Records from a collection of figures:
########################################
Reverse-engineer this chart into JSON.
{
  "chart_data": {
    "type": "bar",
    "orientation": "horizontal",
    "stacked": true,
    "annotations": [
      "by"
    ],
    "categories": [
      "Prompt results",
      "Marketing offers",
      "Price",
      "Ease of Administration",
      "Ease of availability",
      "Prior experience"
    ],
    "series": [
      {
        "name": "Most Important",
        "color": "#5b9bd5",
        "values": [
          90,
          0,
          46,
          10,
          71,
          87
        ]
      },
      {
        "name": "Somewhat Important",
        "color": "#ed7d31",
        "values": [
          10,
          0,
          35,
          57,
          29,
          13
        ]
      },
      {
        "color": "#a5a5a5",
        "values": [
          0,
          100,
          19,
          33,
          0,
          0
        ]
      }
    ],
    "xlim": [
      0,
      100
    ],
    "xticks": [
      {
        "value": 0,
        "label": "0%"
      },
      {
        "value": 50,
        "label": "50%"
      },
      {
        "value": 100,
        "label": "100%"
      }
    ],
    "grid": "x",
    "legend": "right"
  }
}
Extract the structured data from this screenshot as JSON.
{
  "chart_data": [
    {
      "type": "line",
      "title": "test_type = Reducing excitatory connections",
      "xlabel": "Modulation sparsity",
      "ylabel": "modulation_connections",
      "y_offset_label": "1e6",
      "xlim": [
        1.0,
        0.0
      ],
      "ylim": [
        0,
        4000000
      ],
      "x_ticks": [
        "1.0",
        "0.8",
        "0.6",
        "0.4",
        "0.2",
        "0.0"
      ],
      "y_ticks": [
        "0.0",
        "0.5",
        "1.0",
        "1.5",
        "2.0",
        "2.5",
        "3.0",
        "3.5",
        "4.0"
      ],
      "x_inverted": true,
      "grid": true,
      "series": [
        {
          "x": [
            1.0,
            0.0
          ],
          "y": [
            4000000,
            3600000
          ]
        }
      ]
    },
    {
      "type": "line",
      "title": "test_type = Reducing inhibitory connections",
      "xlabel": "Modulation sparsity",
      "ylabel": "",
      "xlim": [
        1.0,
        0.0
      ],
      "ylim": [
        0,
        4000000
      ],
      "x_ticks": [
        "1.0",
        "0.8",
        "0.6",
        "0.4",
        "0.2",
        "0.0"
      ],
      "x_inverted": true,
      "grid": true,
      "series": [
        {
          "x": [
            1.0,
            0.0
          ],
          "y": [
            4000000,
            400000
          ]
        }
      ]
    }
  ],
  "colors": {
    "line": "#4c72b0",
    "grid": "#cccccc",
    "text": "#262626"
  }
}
########################################
● WORK INSTRUCTIONS:
Go through the records and show every line with the string "title" in it.

● FINISHED EXERCISE:
      "title": "test_type = Reducing excitatory connections",
      "title": "test_type = Reducing inhibitory connections",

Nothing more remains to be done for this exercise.